-- Provided passage --
------------------------

The specific topic feature selection is shown in Table 1.
| Category | Field name | Meaning | Data type |
|---|---|---|---|
| Basic data features of the topic | avg_tokens_text_content | Average length of posts within the topic | Float |
| avg_num_hrefs | Average number of links per post within the topic | Float | |
| avg_num_imgs | Average number of images per post within the topic | Float | |
| avg_num_emoji | Average number of emojis per post within the topic | Float | |
| Topic type and textual features | topic_is_politics | Whether the topic is political | 0/1 |
| topic_is_economics | Whether the topic is economic | 0/1 | |
| topic_is_lifestyle | Whether the topic is related to public welfare | 0/1 | |
| topic_is_entertainment | Whether the topic is entertainment | 0/1 | |
| topic_is_military | Whether the topic is military | 0/1 | |
| topic_is_others | Whether the topic is other (non-political, economic, entertainment, military) | 0/1 | |
| topic_emotion_positive | Whether the topic contains positive sentiment | 0/1 | |
| topic_emotion_negative | Whether the topic contains negative sentiment | 0/1 | |
| topic_emotion_neural | Whether the topic contains neutral sentiment | 0/1 | |
| topic_altitude_postive | Whether the topic supports our side | 0/1 | |
| topic_altitude_negative | Whether the topic opposes our side | 0/1 | |
| topic_altitude_neutral | Whether the topic maintains a neutral stance | 0/1 | |
| Temporal features of the topic | first_post_time_0-4 | First post published between 0-4 AM | 0/1 |
| first_post_time_4-8 | First post published between 4-8 AM | 0/1 | |
| first_post_time_8-12 | First post published between 8-12 AM | 0/1 | |
| first_post_time_12-16 | First post published between 12-16 PM | 0/1 | |
| first_post_time_16-20 | First post published between 16-20 PM | 0/1 | |
| first_post_time_20-24 | First post published between 20-24 PM | 0/1 | |
| weekday_is_monday | Whether the day the topic appeared is Monday | 0/1 | |
| weekday_is_tuesday | Whether the day the topic appeared is Tuesday | 0/1 | |
| weekday_is_wednesday | Whether the day the topic appeared is Wednesday | 0/1 | |
| weekday_is_thursday | Whether the day the topic appeared is Thursday | 0/1 | |
| weekday_is_friday | Whether the day the topic appeared is Friday | 0/1 | |
| weekday_is_saturday | Whether the day the topic appeared is Saturday | 0/1 | |
| weekday_is_sunday | Whether the day the topic appeared is Sunday | 0/1 | |
| day_is_holiday | Whether the day the topic appeared is a Holiday | 0/1 | |
| Initial dissemination features of the topic (First 12 h) | num_of_posts | Total number of posts within the first 12 h | Int |
| avg_num_posts_per_account | Average number of posts per account within the first 12 h | Float | |
| rate_of_account_repetition | Proportion of repeated post accounts | Float | |
| max_growth_rate_of_posts | Maximum hourly post growth rate | Float | |
| max_growth_rate_of_popularity | Maximum hourly popularity growth rate | Float | |
| topic_like_count | Total number of likes within the first 12 h | int | |
| topic_comment_count | Total number of comments within the first 12 h | int | |
| topic_share_count | Total number of shares within the first 12 h | int |
Analysis of feature importance
We calculated the importance of different topic features based on the feature_importances_ attribute of the SelectFromModel class within the model. The analysis results are illustrated in Fig. 1.

------------------------

-- Given task 1 --
Reproduce the entries word for word, from their first line through the line that contains "scale-label: 1000km xyxy=(394,431,497,460)".

-- Recorded information --
------------------------

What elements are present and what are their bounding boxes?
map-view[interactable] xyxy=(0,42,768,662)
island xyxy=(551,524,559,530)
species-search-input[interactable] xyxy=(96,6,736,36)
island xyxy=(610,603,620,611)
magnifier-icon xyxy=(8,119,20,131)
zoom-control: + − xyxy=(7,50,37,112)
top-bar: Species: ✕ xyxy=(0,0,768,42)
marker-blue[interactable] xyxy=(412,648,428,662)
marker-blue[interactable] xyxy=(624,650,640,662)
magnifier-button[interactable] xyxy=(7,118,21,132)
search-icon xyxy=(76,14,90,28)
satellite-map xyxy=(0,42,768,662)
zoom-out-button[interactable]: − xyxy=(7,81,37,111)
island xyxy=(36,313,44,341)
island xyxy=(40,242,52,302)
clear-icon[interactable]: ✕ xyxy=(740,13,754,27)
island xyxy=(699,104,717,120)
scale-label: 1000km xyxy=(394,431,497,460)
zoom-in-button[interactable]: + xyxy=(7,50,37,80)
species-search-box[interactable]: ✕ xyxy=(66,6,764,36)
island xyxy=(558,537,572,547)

------------------------

-- Given task 2 --
In the topic feature selection passage, what does the feature importance analysis base its importance values on, and where are the results shown?

-- Task solution 1 --
What elements are present and what are their bounding boxes?
map-view[interactable] xyxy=(0,42,768,662)
island xyxy=(551,524,559,530)
species-search-input[interactable] xyxy=(96,6,736,36)
island xyxy=(610,603,620,611)
magnifier-icon xyxy=(8,119,20,131)
zoom-control: + − xyxy=(7,50,37,112)
top-bar: Species: ✕ xyxy=(0,0,768,42)
marker-blue[interactable] xyxy=(412,648,428,662)
marker-blue[interactable] xyxy=(624,650,640,662)
magnifier-button[interactable] xyxy=(7,118,21,132)
search-icon xyxy=(76,14,90,28)
satellite-map xyxy=(0,42,768,662)
zoom-out-button[interactable]: − xyxy=(7,81,37,111)
island xyxy=(36,313,44,341)
island xyxy=(40,242,52,302)
clear-icon[interactable]: ✕ xyxy=(740,13,754,27)
island xyxy=(699,104,717,120)
scale-label: 1000km xyxy=(394,431,497,460)

-- Task solution 2 --
The importance of the topic features was calculated from the feature_importances_ attribute of the SelectFromModel class within the model. The results are illustrated in Fig. 1.